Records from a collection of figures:
===============
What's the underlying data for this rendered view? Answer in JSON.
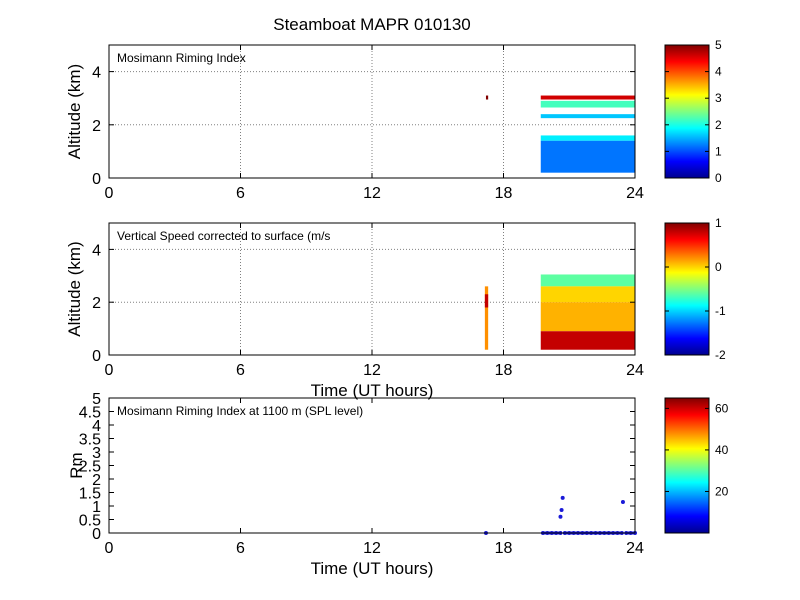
{
  "chart_data": [
    {
      "type": "heatmap",
      "title": "Steamboat MAPR 010130",
      "annotation": "Mosimann Riming Index",
      "xlabel": "",
      "ylabel": "Altitude (km)",
      "xlim": [
        0,
        24
      ],
      "ylim": [
        0,
        5
      ],
      "x_ticks": [
        0,
        6,
        12,
        18,
        24
      ],
      "y_ticks": [
        0,
        2,
        4
      ],
      "grid": true,
      "colorbar": {
        "min": 0,
        "max": 5,
        "ticks": [
          0,
          1,
          2,
          3,
          4,
          5
        ]
      },
      "data_regions": [
        {
          "x_start": 17.2,
          "x_end": 17.3,
          "alt_bottom": 2.95,
          "alt_top": 3.1,
          "value": 5.0
        },
        {
          "x_start": 19.7,
          "x_end": 24.0,
          "alt_bottom": 2.95,
          "alt_top": 3.1,
          "value": 4.6
        },
        {
          "x_start": 19.7,
          "x_end": 24.0,
          "alt_bottom": 2.65,
          "alt_top": 2.9,
          "value": 2.2
        },
        {
          "x_start": 19.7,
          "x_end": 24.0,
          "alt_bottom": 2.25,
          "alt_top": 2.4,
          "value": 1.6
        },
        {
          "x_start": 19.7,
          "x_end": 24.0,
          "alt_bottom": 1.4,
          "alt_top": 1.6,
          "value": 1.8
        },
        {
          "x_start": 19.7,
          "x_end": 24.0,
          "alt_bottom": 0.2,
          "alt_top": 1.4,
          "value": 1.2
        }
      ]
    },
    {
      "type": "heatmap",
      "title": "",
      "annotation": "Vertical Speed corrected to surface (m/s",
      "xlabel": "Time (UT hours)",
      "ylabel": "Altitude (km)",
      "xlim": [
        0,
        24
      ],
      "ylim": [
        0,
        5
      ],
      "x_ticks": [
        0,
        6,
        12,
        18,
        24
      ],
      "y_ticks": [
        0,
        2,
        4
      ],
      "grid": true,
      "colorbar": {
        "min": -2,
        "max": 1,
        "ticks": [
          -2,
          -1,
          0,
          1
        ]
      },
      "data_regions": [
        {
          "x_start": 17.15,
          "x_end": 17.3,
          "alt_bottom": 0.2,
          "alt_top": 2.6,
          "value": 0.2
        },
        {
          "x_start": 17.15,
          "x_end": 17.3,
          "alt_bottom": 1.8,
          "alt_top": 2.3,
          "value": 0.8
        },
        {
          "x_start": 19.7,
          "x_end": 24.0,
          "alt_bottom": 2.6,
          "alt_top": 3.05,
          "value": -0.6
        },
        {
          "x_start": 19.7,
          "x_end": 24.0,
          "alt_bottom": 2.0,
          "alt_top": 2.6,
          "value": 0.0
        },
        {
          "x_start": 19.7,
          "x_end": 24.0,
          "alt_bottom": 0.9,
          "alt_top": 2.0,
          "value": 0.1
        },
        {
          "x_start": 19.7,
          "x_end": 24.0,
          "alt_bottom": 0.2,
          "alt_top": 0.9,
          "value": 0.8
        }
      ]
    },
    {
      "type": "scatter",
      "title": "",
      "annotation": "Mosimann Riming Index at 1100 m (SPL level)",
      "xlabel": "Time (UT hours)",
      "ylabel": "Rm",
      "xlim": [
        0,
        24
      ],
      "ylim": [
        0,
        5
      ],
      "x_ticks": [
        0,
        6,
        12,
        18,
        24
      ],
      "y_ticks": [
        0,
        0.5,
        1,
        1.5,
        2,
        2.5,
        3,
        3.5,
        4,
        4.5,
        5
      ],
      "y_tick_labels": [
        "0",
        "0.5",
        "1",
        "1.5",
        "2",
        "2.5",
        "3",
        "3.5",
        "4",
        "4.5",
        "5"
      ],
      "grid": false,
      "colorbar": {
        "min": 0,
        "max": 65,
        "ticks": [
          20,
          40,
          60
        ]
      },
      "points": {
        "x": [
          17.2,
          19.8,
          20.0,
          20.2,
          20.4,
          20.6,
          20.6,
          20.65,
          20.7,
          20.8,
          21.0,
          21.2,
          21.4,
          21.6,
          21.8,
          22.0,
          22.2,
          22.4,
          22.6,
          22.8,
          23.0,
          23.2,
          23.4,
          23.45,
          23.6,
          23.8,
          24.0
        ],
        "y": [
          0,
          0,
          0,
          0,
          0,
          0,
          0.6,
          0.85,
          1.3,
          0,
          0,
          0,
          0,
          0,
          0,
          0,
          0,
          0,
          0,
          0,
          0,
          0,
          0,
          1.15,
          0,
          0,
          0
        ]
      }
    }
  ]
}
===============
→ **GIVEN PROBLEM**
Retype all the records shown above, character for character. Omit every picture.

→ **EXERCISE RESPONSE**
What's the underlying data for this rendered view? Answer in JSON.
{
  "chart_data": [
    {
      "type": "heatmap",
      "title": "Steamboat MAPR 010130",
      "annotation": "Mosimann Riming Index",
      "xlabel": "",
      "ylabel": "Altitude (km)",
      "xlim": [
        0,
        24
      ],
      "ylim": [
        0,
        5
      ],
      "x_ticks": [
        0,
        6,
        12,
        18,
        24
      ],
      "y_ticks": [
        0,
        2,
        4
      ],
      "grid": true,
      "colorbar": {
        "min": 0,
        "max": 5,
        "ticks": [
          0,
          1,
          2,
          3,
          4,
          5
        ]
      },
      "data_regions": [
        {
          "x_start": 17.2,
          "x_end": 17.3,
          "alt_bottom": 2.95,
          "alt_top": 3.1,
          "value": 5.0
        },
        {
          "x_start": 19.7,
          "x_end": 24.0,
          "alt_bottom": 2.95,
          "alt_top": 3.1,
          "value": 4.6
        },
        {
          "x_start": 19.7,
          "x_end": 24.0,
          "alt_bottom": 2.65,
          "alt_top": 2.9,
          "value": 2.2
        },
        {
          "x_start": 19.7,
          "x_end": 24.0,
          "alt_bottom": 2.25,
          "alt_top": 2.4,
          "value": 1.6
        },
        {
          "x_start": 19.7,
          "x_end": 24.0,
          "alt_bottom": 1.4,
          "alt_top": 1.6,
          "value": 1.8
        },
        {
          "x_start": 19.7,
          "x_end": 24.0,
          "alt_bottom": 0.2,
          "alt_top": 1.4,
          "value": 1.2
        }
      ]
    },
    {
      "type": "heatmap",
      "title": "",
      "annotation": "Vertical Speed corrected to surface (m/s",
      "xlabel": "Time (UT hours)",
      "ylabel": "Altitude (km)",
      "xlim": [
        0,
        24
      ],
      "ylim": [
        0,
        5
      ],
      "x_ticks": [
        0,
        6,
        12,
        18,
        24
      ],
      "y_ticks": [
        0,
        2,
        4
      ],
      "grid": true,
      "colorbar": {
        "min": -2,
        "max": 1,
        "ticks": [
          -2,
          -1,
          0,
          1
        ]
      },
      "data_regions": [
        {
          "x_start": 17.15,
          "x_end": 17.3,
          "alt_bottom": 0.2,
          "alt_top": 2.6,
          "value": 0.2
        },
        {
          "x_start": 17.15,
          "x_end": 17.3,
          "alt_bottom": 1.8,
          "alt_top": 2.3,
          "value": 0.8
        },
        {
          "x_start": 19.7,
          "x_end": 24.0,
          "alt_bottom": 2.6,
          "alt_top": 3.05,
          "value": -0.6
        },
        {
          "x_start": 19.7,
          "x_end": 24.0,
          "alt_bottom": 2.0,
          "alt_top": 2.6,
          "value": 0.0
        },
        {
          "x_start": 19.7,
          "x_end": 24.0,
          "alt_bottom": 0.9,
          "alt_top": 2.0,
          "value": 0.1
        },
        {
          "x_start": 19.7,
          "x_end": 24.0,
          "alt_bottom": 0.2,
          "alt_top": 0.9,
          "value": 0.8
        }
      ]
    },
    {
      "type": "scatter",
      "title": "",
      "annotation": "Mosimann Riming Index at 1100 m (SPL level)",
      "xlabel": "Time (UT hours)",
      "ylabel": "Rm",
      "xlim": [
        0,
        24
      ],
      "ylim": [
        0,
        5
      ],
      "x_ticks": [
        0,
        6,
        12,
        18,
        24
      ],
      "y_ticks": [
        0,
        0.5,
        1,
        1.5,
        2,
        2.5,
        3,
        3.5,
        4,
        4.5,
        5
      ],
      "y_tick_labels": [
        "0",
        "0.5",
        "1",
        "1.5",
        "2",
        "2.5",
        "3",
        "3.5",
        "4",
        "4.5",
        "5"
      ],
      "grid": false,
      "colorbar": {
        "min": 0,
        "max": 65,
        "ticks": [
          20,
          40,
          60
        ]
      },
      "points": {
        "x": [
          17.2,
          19.8,
          20.0,
          20.2,
          20.4,
          20.6,
          20.6,
          20.65,
          20.7,
          20.8,
          21.0,
          21.2,
          21.4,
          21.6,
          21.8,
          22.0,
          22.2,
          22.4,
          22.6,
          22.8,
          23.0,
          23.2,
          23.4,
          23.45,
          23.6,
          23.8,
          24.0
        ],
        "y": [
          0,
          0,
          0,
          0,
          0,
          0,
          0.6,
          0.85,
          1.3,
          0,
          0,
          0,
          0,
          0,
          0,
          0,
          0,
          0,
          0,
          0,
          0,
          0,
          0,
          1.15,
          0,
          0,
          0
        ]
      }
    }
  ]
}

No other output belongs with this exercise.